What this task involves: Each entry below is to be printed verbatim.

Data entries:
* * * * * * * * *
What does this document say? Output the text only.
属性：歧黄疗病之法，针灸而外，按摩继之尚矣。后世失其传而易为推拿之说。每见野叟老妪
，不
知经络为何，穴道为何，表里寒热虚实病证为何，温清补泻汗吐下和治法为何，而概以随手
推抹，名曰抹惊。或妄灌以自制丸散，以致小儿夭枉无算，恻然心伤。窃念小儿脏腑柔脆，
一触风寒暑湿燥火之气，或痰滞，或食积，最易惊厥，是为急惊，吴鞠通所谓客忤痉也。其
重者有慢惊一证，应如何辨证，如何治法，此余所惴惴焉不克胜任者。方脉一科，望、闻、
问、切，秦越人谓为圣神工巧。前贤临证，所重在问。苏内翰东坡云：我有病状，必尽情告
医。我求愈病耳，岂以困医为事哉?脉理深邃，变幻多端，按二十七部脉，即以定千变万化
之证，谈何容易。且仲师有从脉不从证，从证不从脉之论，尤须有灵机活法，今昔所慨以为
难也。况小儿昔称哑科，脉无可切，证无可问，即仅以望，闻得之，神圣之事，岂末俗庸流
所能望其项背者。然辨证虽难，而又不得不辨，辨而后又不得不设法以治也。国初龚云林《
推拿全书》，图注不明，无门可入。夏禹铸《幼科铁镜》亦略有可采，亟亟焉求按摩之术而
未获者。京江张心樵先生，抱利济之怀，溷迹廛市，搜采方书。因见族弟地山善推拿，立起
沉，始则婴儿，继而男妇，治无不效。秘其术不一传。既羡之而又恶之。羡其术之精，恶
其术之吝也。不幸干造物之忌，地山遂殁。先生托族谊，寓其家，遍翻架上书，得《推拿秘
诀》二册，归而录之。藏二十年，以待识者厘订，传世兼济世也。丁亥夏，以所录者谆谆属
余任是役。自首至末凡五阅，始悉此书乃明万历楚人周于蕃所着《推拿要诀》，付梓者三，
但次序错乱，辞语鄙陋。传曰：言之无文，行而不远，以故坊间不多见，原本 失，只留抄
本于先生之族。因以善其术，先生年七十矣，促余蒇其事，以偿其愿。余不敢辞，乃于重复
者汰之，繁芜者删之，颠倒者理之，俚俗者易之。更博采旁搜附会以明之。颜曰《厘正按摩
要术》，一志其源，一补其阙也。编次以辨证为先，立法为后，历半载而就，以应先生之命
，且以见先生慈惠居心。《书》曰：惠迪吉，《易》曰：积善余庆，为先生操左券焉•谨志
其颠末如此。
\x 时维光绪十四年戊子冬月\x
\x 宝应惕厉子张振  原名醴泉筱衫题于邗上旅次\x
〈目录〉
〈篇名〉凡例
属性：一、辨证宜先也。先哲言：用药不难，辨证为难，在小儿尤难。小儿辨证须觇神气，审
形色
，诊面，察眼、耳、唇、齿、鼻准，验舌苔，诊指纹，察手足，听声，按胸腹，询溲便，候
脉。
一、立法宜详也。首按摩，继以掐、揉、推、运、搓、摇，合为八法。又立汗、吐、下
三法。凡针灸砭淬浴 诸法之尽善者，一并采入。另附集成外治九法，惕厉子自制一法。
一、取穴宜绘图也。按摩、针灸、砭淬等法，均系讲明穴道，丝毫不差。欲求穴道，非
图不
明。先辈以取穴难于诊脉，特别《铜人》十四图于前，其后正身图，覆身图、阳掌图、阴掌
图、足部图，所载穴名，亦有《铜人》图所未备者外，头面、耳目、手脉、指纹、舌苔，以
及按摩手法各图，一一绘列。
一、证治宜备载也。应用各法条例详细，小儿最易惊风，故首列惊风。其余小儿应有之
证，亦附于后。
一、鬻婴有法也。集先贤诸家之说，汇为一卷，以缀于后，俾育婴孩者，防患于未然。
* * * * * * * * *
Finished answer:
What does this document say? Output the text only.
属性：歧黄疗病之法，针灸而外，按摩继之尚矣。后世失其传而易为推拿之说。每见野叟老妪
，不
知经络为何，穴道为何，表里寒热虚实病证为何，温清补泻汗吐下和治法为何，而概以随手
推抹，名曰抹惊。或妄灌以自制丸散，以致小儿夭枉无算，恻然心伤。窃念小儿脏腑柔脆，
一触风寒暑湿燥火之气，或痰滞，或食积，最易惊厥，是为急惊，吴鞠通所谓客忤痉也。其
重者有慢惊一证，应如何辨证，如何治法，此余所惴惴焉不克胜任者。方脉一科，望、闻、
问、切，秦越人谓为圣神工巧。前贤临证，所重在问。苏内翰东坡云：我有病状，必尽情告
医。我求愈病耳，岂以困医为事哉?脉理深邃，变幻多端，按二十七部脉，即以定千变万化
之证，谈何容易。且仲师有从脉不从证，从证不从脉之论，尤须有灵机活法，今昔所慨以为
难也。况小儿昔称哑科，脉无可切，证无可问，即仅以望，闻得之，神圣之事，岂末俗庸流
所能望其项背者。然辨证虽难，而又不得不辨，辨而后又不得不设法以治也。国初龚云林《
推拿全书》，图注不明，无门可入。夏禹铸《幼科铁镜》亦略有可采，亟亟焉求按摩之术而
未获者。京江张心樵先生，抱利济之怀，溷迹廛市，搜采方书。因见族弟地山善推拿，立起
沉，始则婴儿，继而男妇，治无不效。秘其术不一传。既羡之而又恶之。羡其术之精，恶
其术之吝也。不幸干造物之忌，地山遂殁。先生托族谊，寓其家，遍翻架上书，得《推拿秘
诀》二册，归而录之。藏二十年，以待识者厘订，传世兼济世也。丁亥夏，以所录者谆谆属
余任是役。自首至末凡五阅，始悉此书乃明万历楚人周于蕃所着《推拿要诀》，付梓者三，
但次序错乱，辞语鄙陋。传曰：言之无文，行而不远，以故坊间不多见，原本 失，只留抄
本于先生之族。因以善其术，先生年七十矣，促余蒇其事，以偿其愿。余不敢辞，乃于重复
者汰之，繁芜者删之，颠倒者理之，俚俗者易之。更博采旁搜附会以明之。颜曰《厘正按摩
要术》，一志其源，一补其阙也。编次以辨证为先，立法为后，历半载而就，以应先生之命
，且以见先生慈惠居心。《书》曰：惠迪吉，《易》曰：积善余庆，为先生操左券焉•谨志
其颠末如此。
\x 时维光绪十四年戊子冬月\x
\x 宝应惕厉子张振  原名醴泉筱衫题于邗上旅次\x
〈目录〉
〈篇名〉凡例
属性：一、辨证宜先也。先哲言：用药不难，辨证为难，在小儿尤难。小儿辨证须觇神气，审
形色
，诊面，察眼、耳、唇、齿、鼻准，验舌苔，诊指纹，察手足，听声，按胸腹，询溲便，候
脉。
一、立法宜详也。首按摩，继以掐、揉、推、运、搓、摇，合为八法。又立汗、吐、下
三法。凡针灸砭淬浴 诸法之尽善者，一并采入。另附集成外治九法，惕厉子自制一法。
一、取穴宜绘图也。按摩、针灸、砭淬等法，均系讲明穴道，丝毫不差。欲求穴道，非
图不
明。先辈以取穴难于诊脉，特别《铜人》十四图于前，其后正身图，覆身图、阳掌图、阴掌
图、足部图，所载穴名，亦有《铜人》图所未备者外，头面、耳目、手脉、指纹、舌苔，以
及按摩手法各图，一一绘列。
一、证治宜备载也。应用各法条例详细，小儿最易惊风，故首列惊风。其余小儿应有之
证，亦附于后。
一、鬻婴有法也。集先贤诸家之说，汇为一卷，以缀于后，俾育婴孩者，防患于未然。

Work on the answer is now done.